_SOURCE RECORDS:_
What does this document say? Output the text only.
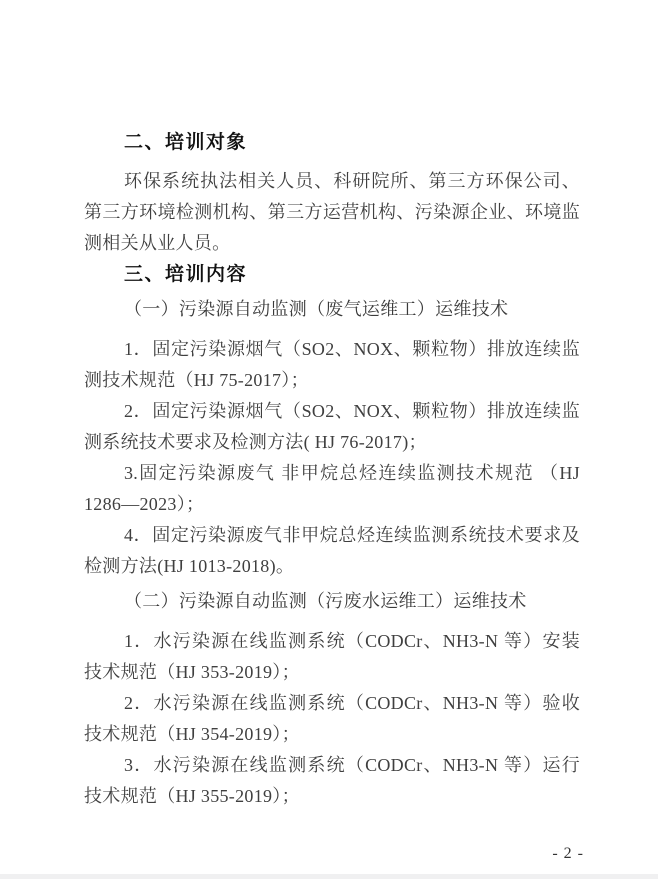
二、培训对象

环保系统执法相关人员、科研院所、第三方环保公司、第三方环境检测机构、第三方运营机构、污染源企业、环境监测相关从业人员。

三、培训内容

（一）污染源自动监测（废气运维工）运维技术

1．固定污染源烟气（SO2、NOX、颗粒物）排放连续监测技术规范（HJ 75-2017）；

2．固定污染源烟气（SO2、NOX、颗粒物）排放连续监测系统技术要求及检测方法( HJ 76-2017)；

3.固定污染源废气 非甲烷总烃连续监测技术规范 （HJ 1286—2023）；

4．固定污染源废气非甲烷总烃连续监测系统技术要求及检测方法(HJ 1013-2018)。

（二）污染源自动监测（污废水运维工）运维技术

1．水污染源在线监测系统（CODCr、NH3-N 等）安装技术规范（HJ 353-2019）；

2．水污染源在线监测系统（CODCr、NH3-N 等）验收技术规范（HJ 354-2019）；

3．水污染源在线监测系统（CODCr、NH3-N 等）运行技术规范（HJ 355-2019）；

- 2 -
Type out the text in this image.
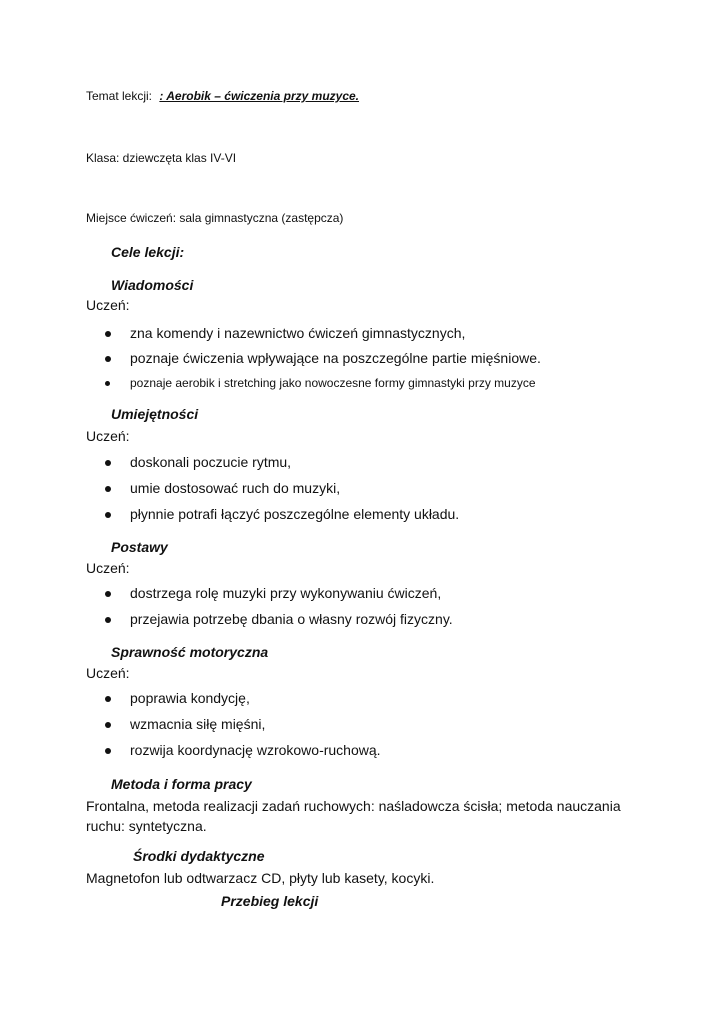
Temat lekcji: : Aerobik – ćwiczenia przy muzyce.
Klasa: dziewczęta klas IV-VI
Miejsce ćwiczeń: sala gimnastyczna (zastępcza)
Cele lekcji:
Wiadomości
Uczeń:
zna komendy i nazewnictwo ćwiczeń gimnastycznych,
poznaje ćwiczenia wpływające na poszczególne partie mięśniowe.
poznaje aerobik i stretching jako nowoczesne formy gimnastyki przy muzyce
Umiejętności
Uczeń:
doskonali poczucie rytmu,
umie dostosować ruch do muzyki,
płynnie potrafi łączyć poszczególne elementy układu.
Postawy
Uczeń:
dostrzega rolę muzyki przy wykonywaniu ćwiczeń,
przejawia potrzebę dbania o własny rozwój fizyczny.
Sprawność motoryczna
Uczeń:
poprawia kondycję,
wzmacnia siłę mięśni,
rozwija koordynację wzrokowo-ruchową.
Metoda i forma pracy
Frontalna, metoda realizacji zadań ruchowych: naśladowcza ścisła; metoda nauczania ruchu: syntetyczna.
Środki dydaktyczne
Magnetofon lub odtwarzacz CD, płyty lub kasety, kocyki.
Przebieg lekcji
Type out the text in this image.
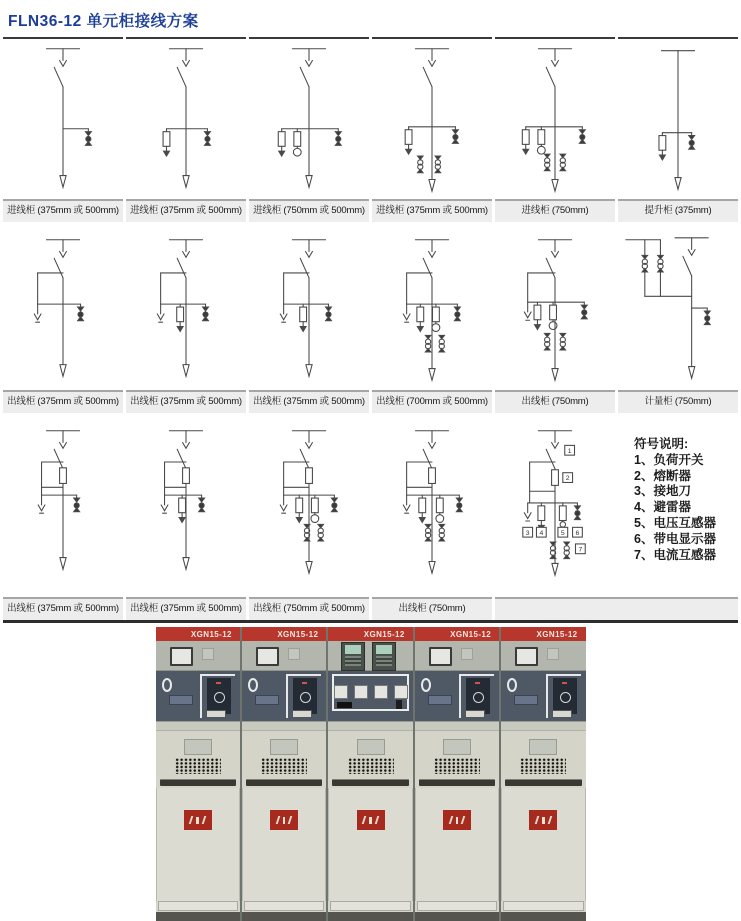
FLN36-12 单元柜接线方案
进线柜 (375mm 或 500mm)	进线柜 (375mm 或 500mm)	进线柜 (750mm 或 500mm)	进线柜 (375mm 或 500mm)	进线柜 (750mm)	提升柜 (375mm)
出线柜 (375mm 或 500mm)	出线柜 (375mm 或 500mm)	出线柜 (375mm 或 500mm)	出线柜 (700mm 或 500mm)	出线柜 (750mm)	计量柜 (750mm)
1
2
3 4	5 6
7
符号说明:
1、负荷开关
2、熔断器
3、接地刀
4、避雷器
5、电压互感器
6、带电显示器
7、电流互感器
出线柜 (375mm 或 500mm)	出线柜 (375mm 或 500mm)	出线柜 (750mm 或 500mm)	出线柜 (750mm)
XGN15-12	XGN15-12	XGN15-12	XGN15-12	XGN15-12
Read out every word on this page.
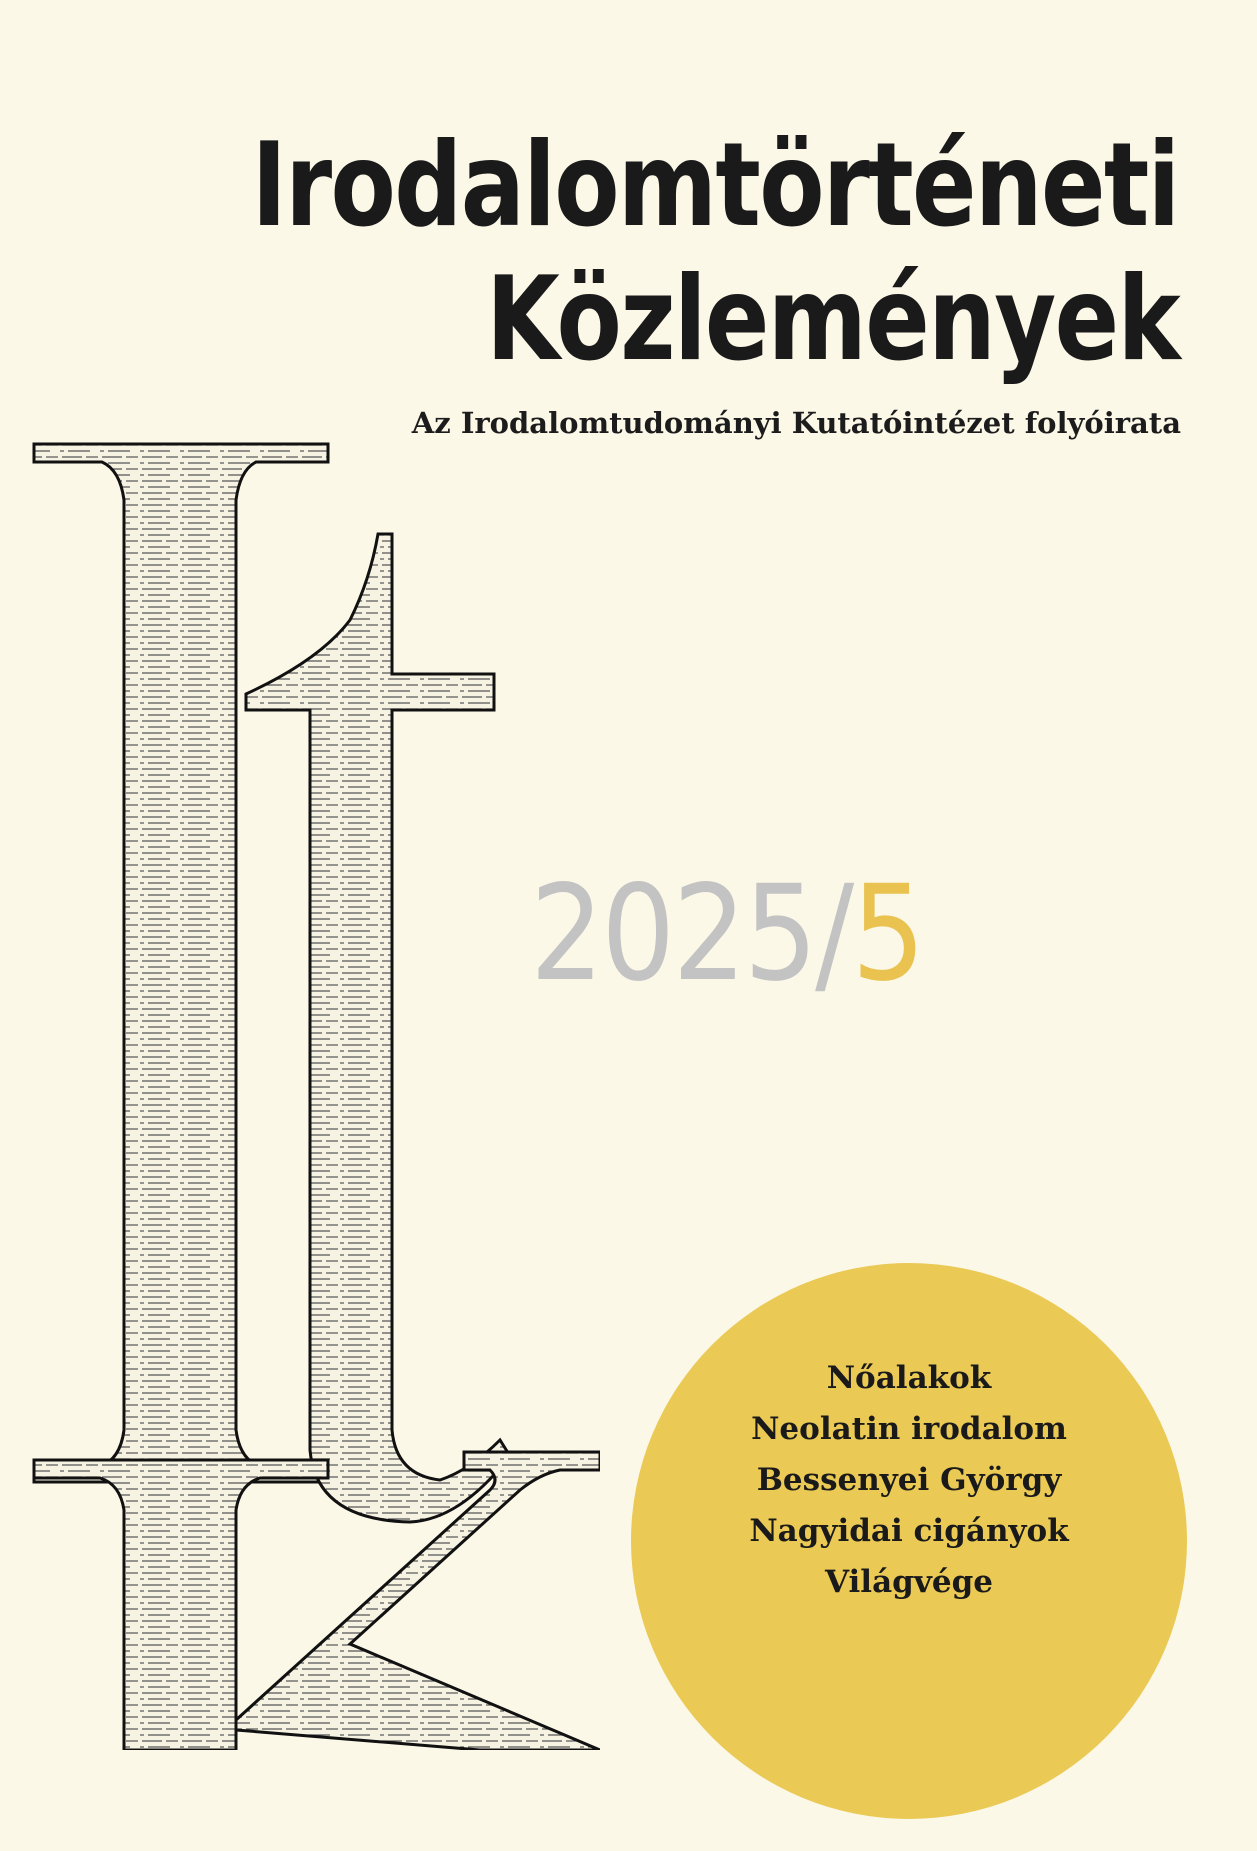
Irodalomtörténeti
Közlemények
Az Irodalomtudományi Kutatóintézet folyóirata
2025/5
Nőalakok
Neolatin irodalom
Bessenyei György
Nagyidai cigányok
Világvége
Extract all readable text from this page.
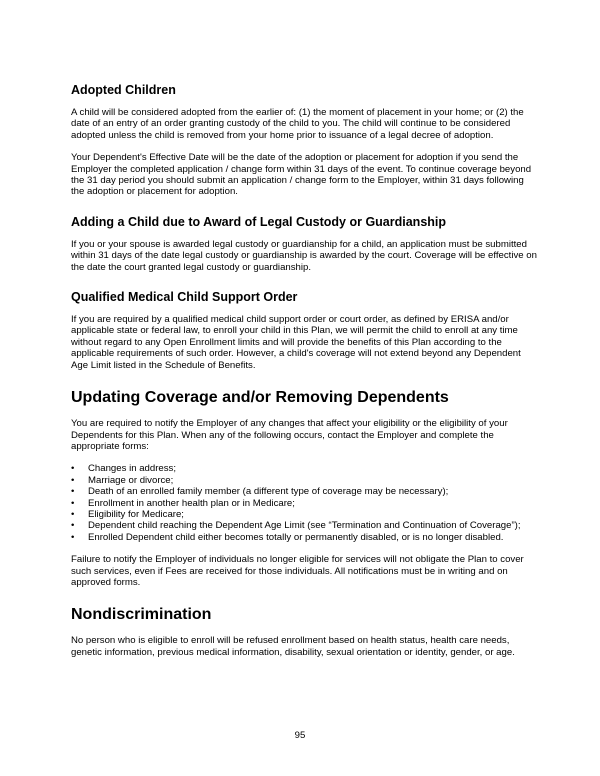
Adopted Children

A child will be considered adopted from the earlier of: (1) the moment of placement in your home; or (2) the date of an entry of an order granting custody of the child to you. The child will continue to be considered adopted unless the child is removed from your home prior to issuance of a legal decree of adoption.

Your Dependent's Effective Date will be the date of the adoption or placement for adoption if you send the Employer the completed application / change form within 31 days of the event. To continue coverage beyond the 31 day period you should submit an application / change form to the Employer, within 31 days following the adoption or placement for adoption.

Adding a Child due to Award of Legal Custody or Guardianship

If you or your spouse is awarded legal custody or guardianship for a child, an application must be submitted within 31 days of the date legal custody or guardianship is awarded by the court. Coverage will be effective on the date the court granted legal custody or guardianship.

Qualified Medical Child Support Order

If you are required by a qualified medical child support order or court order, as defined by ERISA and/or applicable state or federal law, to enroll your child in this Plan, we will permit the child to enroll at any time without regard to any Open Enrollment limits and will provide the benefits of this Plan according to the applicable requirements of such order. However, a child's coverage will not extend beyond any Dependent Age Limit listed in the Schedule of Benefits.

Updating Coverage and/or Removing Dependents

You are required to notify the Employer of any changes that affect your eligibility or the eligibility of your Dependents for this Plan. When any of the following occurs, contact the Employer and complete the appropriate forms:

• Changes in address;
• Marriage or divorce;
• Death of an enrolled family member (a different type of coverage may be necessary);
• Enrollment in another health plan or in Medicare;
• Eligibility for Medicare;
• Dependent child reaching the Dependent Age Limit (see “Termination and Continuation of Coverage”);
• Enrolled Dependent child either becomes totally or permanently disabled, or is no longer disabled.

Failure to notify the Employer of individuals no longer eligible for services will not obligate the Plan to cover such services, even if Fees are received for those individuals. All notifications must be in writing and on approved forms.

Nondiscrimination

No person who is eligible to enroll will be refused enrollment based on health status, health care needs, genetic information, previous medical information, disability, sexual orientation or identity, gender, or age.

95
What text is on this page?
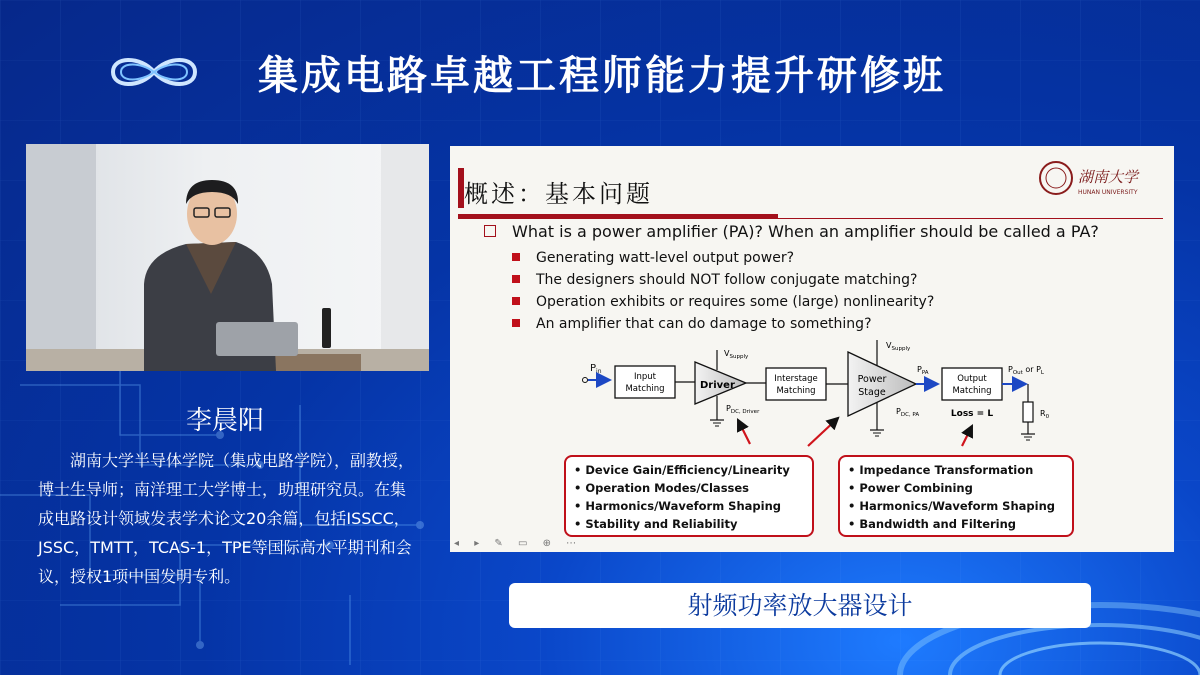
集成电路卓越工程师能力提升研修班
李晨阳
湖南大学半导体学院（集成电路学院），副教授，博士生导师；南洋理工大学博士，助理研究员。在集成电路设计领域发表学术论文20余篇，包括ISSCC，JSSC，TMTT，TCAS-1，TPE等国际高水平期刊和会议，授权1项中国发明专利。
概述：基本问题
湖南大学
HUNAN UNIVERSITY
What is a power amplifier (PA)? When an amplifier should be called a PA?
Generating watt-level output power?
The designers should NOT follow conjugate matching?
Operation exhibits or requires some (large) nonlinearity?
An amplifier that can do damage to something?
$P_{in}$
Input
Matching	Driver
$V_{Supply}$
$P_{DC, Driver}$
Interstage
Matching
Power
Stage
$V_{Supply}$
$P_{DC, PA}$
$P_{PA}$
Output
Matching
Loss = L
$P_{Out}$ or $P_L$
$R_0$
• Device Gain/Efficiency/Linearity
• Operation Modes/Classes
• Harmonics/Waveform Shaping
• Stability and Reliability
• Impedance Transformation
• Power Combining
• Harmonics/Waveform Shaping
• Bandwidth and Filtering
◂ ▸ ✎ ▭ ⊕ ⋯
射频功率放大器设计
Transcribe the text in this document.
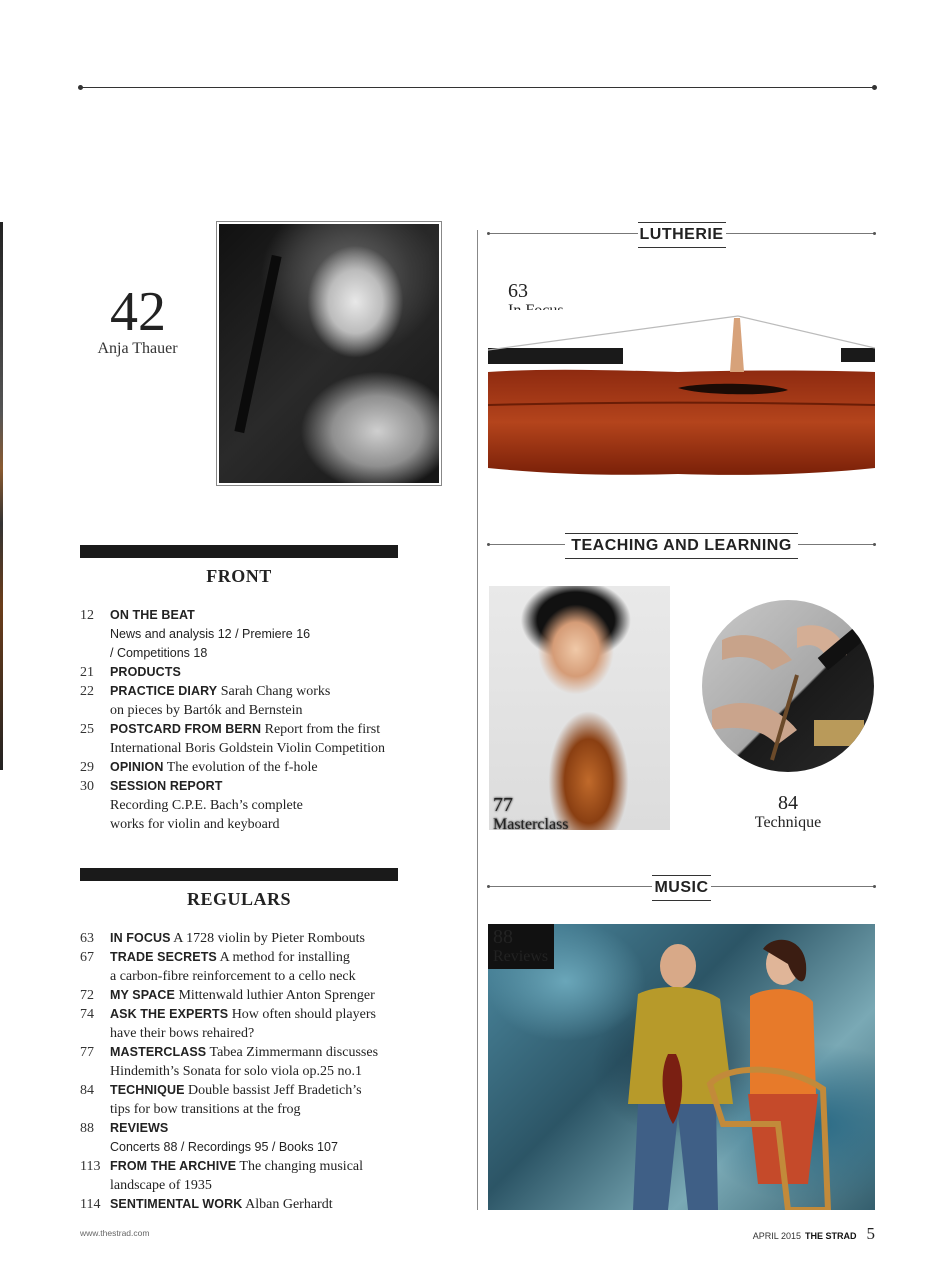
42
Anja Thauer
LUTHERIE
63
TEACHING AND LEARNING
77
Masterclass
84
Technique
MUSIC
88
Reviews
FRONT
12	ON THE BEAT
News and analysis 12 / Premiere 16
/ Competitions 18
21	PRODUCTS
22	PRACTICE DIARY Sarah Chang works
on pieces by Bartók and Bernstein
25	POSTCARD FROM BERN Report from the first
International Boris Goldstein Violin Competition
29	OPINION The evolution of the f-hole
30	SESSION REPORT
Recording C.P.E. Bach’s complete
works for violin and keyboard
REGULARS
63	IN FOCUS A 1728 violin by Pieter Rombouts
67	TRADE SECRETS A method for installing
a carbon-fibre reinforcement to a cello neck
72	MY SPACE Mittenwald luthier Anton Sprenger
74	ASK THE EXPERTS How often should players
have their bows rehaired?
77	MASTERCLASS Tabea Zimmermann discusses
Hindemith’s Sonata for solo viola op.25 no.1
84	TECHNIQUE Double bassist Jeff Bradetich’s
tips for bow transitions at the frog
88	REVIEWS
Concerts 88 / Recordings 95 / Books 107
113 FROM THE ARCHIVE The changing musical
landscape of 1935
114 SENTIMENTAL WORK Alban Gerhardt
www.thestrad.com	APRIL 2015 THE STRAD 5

_GIVEN EXERCISE:_ List every line above that holds the word "CODCr".

_RESPONSE:_
1．水污染源在线监测系统（CODCr、NH3-N 等）安装技术规范（HJ 353-2019）；
2．水污染源在线监测系统（CODCr、NH3-N 等）验收技术规范（HJ 354-2019）；
3．水污染源在线监测系统（CODCr、NH3-N 等）运行技术规范（HJ 355-2019）；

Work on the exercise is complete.